Aim of the task: All lines in the data bearing the string "JSON" should be identified and copied.

Figure contents as structured data:
*-*-*

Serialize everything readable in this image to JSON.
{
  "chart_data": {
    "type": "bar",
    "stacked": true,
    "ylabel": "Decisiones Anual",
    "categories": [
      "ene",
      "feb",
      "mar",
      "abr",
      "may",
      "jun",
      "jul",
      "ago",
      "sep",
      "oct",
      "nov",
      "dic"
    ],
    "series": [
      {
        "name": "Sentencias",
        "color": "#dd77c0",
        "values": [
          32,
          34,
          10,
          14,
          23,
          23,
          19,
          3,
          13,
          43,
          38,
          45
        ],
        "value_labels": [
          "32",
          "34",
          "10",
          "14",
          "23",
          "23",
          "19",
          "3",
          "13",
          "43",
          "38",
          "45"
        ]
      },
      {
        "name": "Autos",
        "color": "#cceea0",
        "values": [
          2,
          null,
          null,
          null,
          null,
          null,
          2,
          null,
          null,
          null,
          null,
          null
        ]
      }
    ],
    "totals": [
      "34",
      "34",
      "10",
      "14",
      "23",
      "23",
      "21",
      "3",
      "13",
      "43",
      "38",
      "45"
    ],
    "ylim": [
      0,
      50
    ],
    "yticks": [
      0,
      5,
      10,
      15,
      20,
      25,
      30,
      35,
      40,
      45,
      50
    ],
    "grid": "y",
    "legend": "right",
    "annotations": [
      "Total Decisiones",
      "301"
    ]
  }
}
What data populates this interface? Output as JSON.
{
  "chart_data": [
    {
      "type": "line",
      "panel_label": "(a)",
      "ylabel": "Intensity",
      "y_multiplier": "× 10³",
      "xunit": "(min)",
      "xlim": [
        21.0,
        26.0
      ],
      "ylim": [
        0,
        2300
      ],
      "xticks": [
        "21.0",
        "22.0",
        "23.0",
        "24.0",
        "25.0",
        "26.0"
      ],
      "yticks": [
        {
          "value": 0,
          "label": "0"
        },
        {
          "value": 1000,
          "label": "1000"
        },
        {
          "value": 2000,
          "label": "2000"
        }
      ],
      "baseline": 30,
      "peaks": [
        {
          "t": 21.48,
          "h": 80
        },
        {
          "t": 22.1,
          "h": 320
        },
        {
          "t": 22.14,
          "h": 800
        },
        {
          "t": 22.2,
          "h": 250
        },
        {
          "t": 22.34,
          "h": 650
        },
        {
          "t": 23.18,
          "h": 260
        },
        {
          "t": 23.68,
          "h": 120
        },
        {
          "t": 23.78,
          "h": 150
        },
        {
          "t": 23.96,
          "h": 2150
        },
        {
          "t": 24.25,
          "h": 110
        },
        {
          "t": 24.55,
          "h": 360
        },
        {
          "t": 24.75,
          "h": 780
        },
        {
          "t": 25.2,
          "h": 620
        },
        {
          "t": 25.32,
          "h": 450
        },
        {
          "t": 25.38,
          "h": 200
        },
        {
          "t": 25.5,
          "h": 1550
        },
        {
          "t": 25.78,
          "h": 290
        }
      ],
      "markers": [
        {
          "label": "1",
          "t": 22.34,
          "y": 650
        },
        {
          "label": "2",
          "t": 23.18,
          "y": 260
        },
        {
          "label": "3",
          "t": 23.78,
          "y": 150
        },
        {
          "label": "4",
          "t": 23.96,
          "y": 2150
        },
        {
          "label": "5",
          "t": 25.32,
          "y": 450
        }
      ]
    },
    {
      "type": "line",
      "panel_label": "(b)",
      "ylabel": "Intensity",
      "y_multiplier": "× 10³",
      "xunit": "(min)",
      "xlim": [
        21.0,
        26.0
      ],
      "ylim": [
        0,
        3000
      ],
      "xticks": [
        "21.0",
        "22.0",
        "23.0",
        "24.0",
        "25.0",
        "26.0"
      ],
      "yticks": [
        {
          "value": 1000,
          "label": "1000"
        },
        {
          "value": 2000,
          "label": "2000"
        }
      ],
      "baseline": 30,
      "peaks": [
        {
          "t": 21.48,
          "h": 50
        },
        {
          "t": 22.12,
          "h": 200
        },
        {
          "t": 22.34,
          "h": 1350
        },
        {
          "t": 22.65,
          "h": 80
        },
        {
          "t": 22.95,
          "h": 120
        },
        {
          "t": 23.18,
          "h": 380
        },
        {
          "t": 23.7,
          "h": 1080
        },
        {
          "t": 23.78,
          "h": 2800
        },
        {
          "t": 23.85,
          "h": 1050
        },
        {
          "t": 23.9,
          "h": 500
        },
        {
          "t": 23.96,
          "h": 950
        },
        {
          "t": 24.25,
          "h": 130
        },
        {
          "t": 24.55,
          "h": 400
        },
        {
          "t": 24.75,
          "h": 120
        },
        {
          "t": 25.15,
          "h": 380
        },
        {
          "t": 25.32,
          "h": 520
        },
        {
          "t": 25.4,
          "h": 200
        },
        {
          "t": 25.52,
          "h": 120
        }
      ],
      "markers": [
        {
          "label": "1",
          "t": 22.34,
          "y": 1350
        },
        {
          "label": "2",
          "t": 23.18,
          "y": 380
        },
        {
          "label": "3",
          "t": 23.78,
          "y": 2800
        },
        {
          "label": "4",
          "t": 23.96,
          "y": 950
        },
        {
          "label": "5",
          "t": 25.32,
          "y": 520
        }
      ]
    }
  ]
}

*-*-*

Written response:
Serialize everything readable in this image to JSON.
What data populates this interface? Output as JSON.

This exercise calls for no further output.